— TEXT SHOWN —
%%
I believe the government is not focused on results. It is focused on headlines and focused on selling Canadians big promises. I have said this since the day I got here six months ago. The Liberal government has been focused on winning, not governing the country. We are all waiting for a government that delivers results, not just headlines, and that does not mislead Canadians to push us into the next election to try to hold power.

Bill C-15 Budget 2025 Implementation Act, No. 1Government Orders

10:30 a.m.

Conservative

Tamara Jansen Conservative Cloverdale—Langley City, BC

Mr. Speaker, the credit rating organization Fitch Ratings has warned again that the government consistently underestimates its deficits. If the government cannot even hit its own numbers, why should anyone believe the promises we have heard? Would you say this budget is based on math or marketing?

Bill C-15 Budget 2025 Implementation Act, No. 1Government Orders

10:30 a.m.

The Assistant Deputy Speaker John Nater

Direct questions through the Chair.

The hon. member for Hamilton East—Stoney Creek.

Bill C-15 Budget 2025 Implementation Act, No. 1Government Orders

10:30 a.m.

Conservative

Ned Kuruc Conservative Hamilton East—Stoney Creek, ON

Mr. Speaker, we have seen time and time again that the government does not listen to experts and does not listen to Canadians. The fact of the matter is that every time we debate during question period, the Liberals snicker and laugh on the other side when we bring up real testimony from Canadians and expert witnesses.

I think the Prime Minister thinks he is smarter than everybody and smarter than Canadians. We see him time and time again talking down to members in the House and Canadians.

Is anyone on that side, even in the front bench, actually listening to Canadians?

Bill C-15 Budget 2025 Implementation Act, No. 1Government Orders

10:30 a.m.

Winnipeg North Manitoba

Liberal

Kevin Lamoureux LiberalParliamentary Secretary to the Leader of the Government in the House of Commons

Mr. Speaker, I am going to assure the member opposite that every member of the Liberal caucus is listening to Canadians. That is why we have substantial legislation before the House. Unfortunately, the Conservatives continue to filibuster, preventing good legislation from ultimately passing.

We have a Prime Minister who is travelling the world to secure future markets for our businesses and Canadians. I wonder if the member can provide his personal opinion as to whether he believes that having the Prime Minister go abroad and secure markets is a good thing for Canada.

Bill C-15 Budget 2025 Implementation Act, No. 1Government Orders

10:30 a.m.

Conservative

Ned Kuruc Conservative Hamilton East—Stoney Creek, ON

Mr. Speaker, what the member just said was misleading. The fact is, we have put motions and bills forward, which have all been rejected by that side of the House, to help Canadians.

As far as the Prime Minister flying around goes, all I can see is that he is collecting Air Miles or Aeroplan points. We have no results from all this travel. It is time he comes back to the House and gives results to Canadians.

Bill C-15 Budget 2025 Implementation Act, No. 1Government Orders

10:30 a.m.
%%
— EXERCISE TASKS —
1 – In the debate transcript, which credit rating organization does Tamara Jansen say has warned that the government underestimates its deficits?
2 – Rewrite the debate transcript starting at "Mr. Speaker, the" and ending at "Hamilton East—Stoney Creek.", with "deficits" replaced by "shortfalls".

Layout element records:
%%
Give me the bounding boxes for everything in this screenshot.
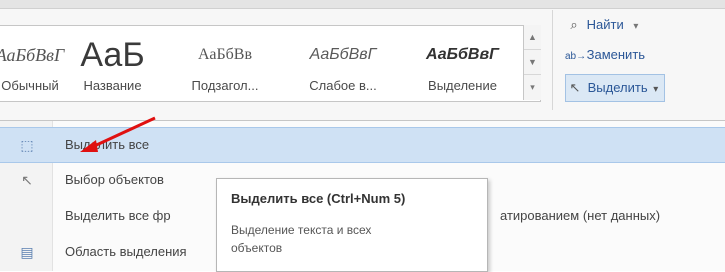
style-subtle-emphasis-label: Слабое в... [309, 78, 377, 93]
style-title-label: Название [83, 78, 142, 93]
style-normal[interactable]: АаБбВвГ Обычный [0, 26, 70, 101]
replace-icon: ab→ [565, 51, 587, 62]
selection-pane-icon: ▤ [20, 244, 34, 260]
tooltip-title: Выделить все (Ctrl+Num 5) [231, 191, 406, 206]
replace-button[interactable]: ab→ Заменить [565, 42, 645, 68]
style-normal-sample: АаБбВвГ [0, 45, 65, 65]
binoculars-icon: ⌕ [570, 17, 578, 32]
style-subtle-emphasis-sample: АаБбВвГ [309, 46, 377, 63]
style-title-sample: АаБ [80, 36, 145, 74]
gallery-scrollbar[interactable]: ▲ ▼ ▾ [523, 25, 541, 100]
window-top-strip [0, 0, 725, 9]
gallery-more-icon[interactable]: ▾ [524, 75, 541, 99]
menu-item-label: Область выделения [65, 244, 187, 259]
tooltip-description: Выделение текста и всех объектов [231, 223, 372, 255]
menu-item-select-all[interactable]: ⬚ Выделить все [0, 127, 725, 163]
replace-label: Заменить [586, 47, 646, 62]
style-normal-label: Обычный [1, 78, 59, 93]
style-subtitle[interactable]: АаБбВв Подзагол... [170, 26, 280, 101]
ribbon-divider [552, 10, 553, 110]
chevron-down-icon: ▾ [633, 21, 639, 32]
menu-item-label: Выбор объектов [65, 172, 164, 187]
find-button[interactable]: ⌕ Найти ▾ [565, 12, 638, 38]
select-all-tooltip: Выделить все (Ctrl+Num 5) Выделение текс… [216, 178, 488, 272]
style-subtle-emphasis[interactable]: АаБбВвГ Слабое в... [288, 26, 398, 101]
chevron-up-icon[interactable]: ▲ [524, 25, 541, 50]
menu-item-label: Выделить все [65, 137, 150, 152]
style-title[interactable]: АаБ Название [70, 26, 155, 101]
find-label: Найти [586, 17, 624, 32]
select-label: Выделить [587, 80, 648, 95]
menu-item-label-trail: атированием (нет данных) [500, 208, 661, 223]
chevron-down-icon: ▾ [653, 84, 659, 95]
style-emphasis-sample: АаБбВвГ [426, 46, 499, 63]
cursor-arrow-icon: ↖ [21, 172, 33, 188]
style-emphasis-label: Выделение [428, 78, 497, 93]
select-button[interactable]: ↖ Выделить ▾ [565, 74, 666, 102]
menu-item-label: Выделить все фр [65, 208, 171, 223]
style-subtitle-sample: АаБбВв [198, 46, 252, 63]
cursor-arrow-icon: ↖ [569, 80, 581, 95]
select-all-icon: ⬚ [20, 137, 34, 153]
styles-gallery: АаБбВвГ Обычный АаБ Название АаБбВв Подз… [0, 25, 541, 102]
style-emphasis[interactable]: АаБбВвГ Выделение [405, 26, 520, 101]
chevron-down-icon[interactable]: ▼ [524, 50, 541, 75]
style-subtitle-label: Подзагол... [191, 78, 259, 93]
%%
— ANSWERS FOR THIS EXERCISE —
1 – Fitch Ratings

2 –
Mr. Speaker, the credit rating organization Fitch Ratings has warned again that the government consistently underestimates its shortfalls. If the government cannot even hit its own numbers, why should anyone believe the promises we have heard? Would you say this budget is based on math or marketing?

Bill C-15 Budget 2025 Implementation Act, No. 1Government Orders

10:30 a.m.

The Assistant Deputy Speaker John Nater

Direct questions through the Chair.

The hon. member for Hamilton East—Stoney Creek.